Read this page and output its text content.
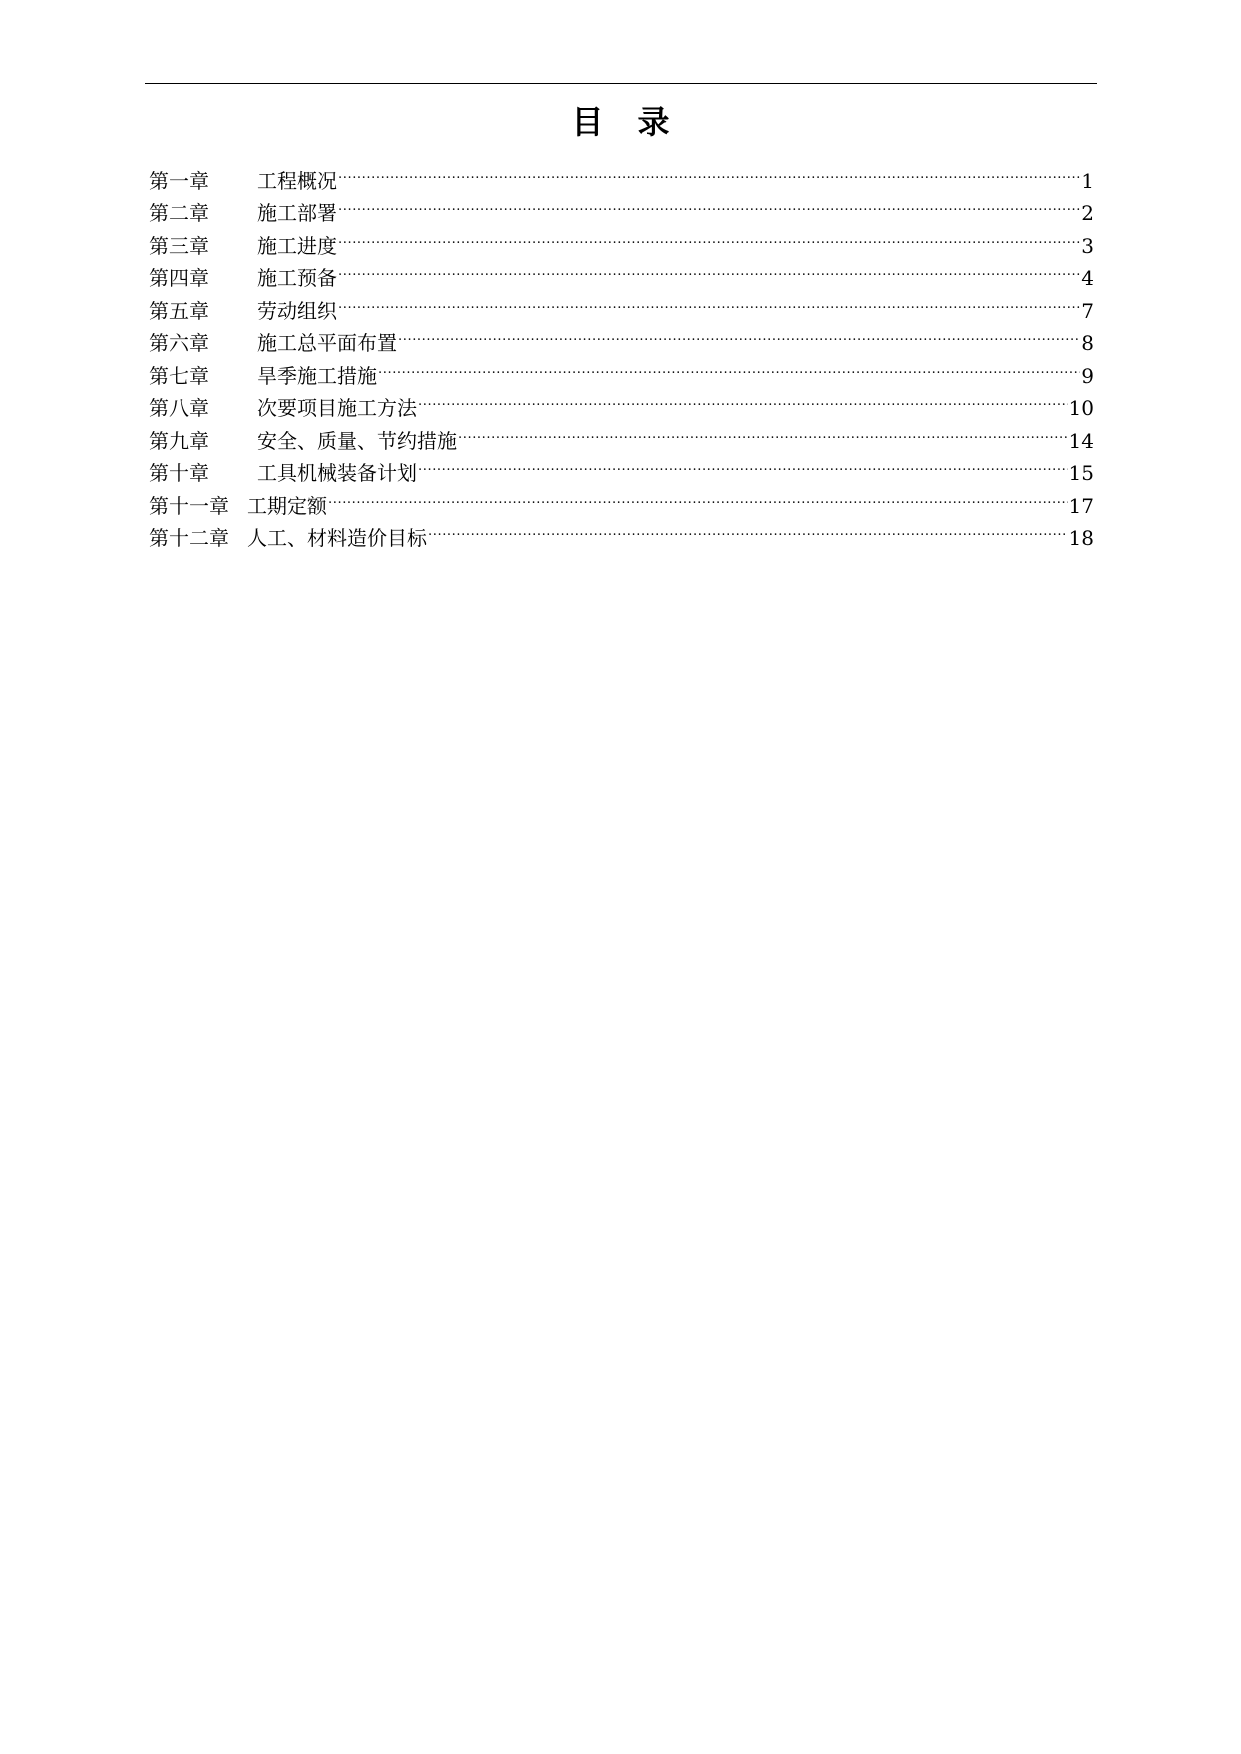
目 录
第一章	工程概况 .....	1
第二章	施工部署 .....	2
第三章	施工进度 .....	3
第四章	施工预备 .....	4
第五章	劳动组织 .....	7
第六章	施工总平面布置 .....	8
第七章	旱季施工措施 .....	9
第八章	次要项目施工方法 .....	10
第九章	安全、质量、节约措施 .....	14
第十章	工具机械装备计划 .....	15
第十一章 工期定额 .....	17
第十二章 人工、材料造价目标 .....	18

- [What is being asked]:
Using the material above, retype each entry exactly and omit the pictures.

- [Correct output]:
Read this page and output its text content.
目 录
第一章	工程概况 .....	1
第二章	施工部署 .....	2
第三章	施工进度 .....	3
第四章	施工预备 .....	4
第五章	劳动组织 .....	7
第六章	施工总平面布置 .....	8
第七章	旱季施工措施 .....	9
第八章	次要项目施工方法 .....	10
第九章	安全、质量、节约措施 .....	14
第十章	工具机械装备计划 .....	15
第十一章 工期定额 .....	17
第十二章 人工、材料造价目标 .....	18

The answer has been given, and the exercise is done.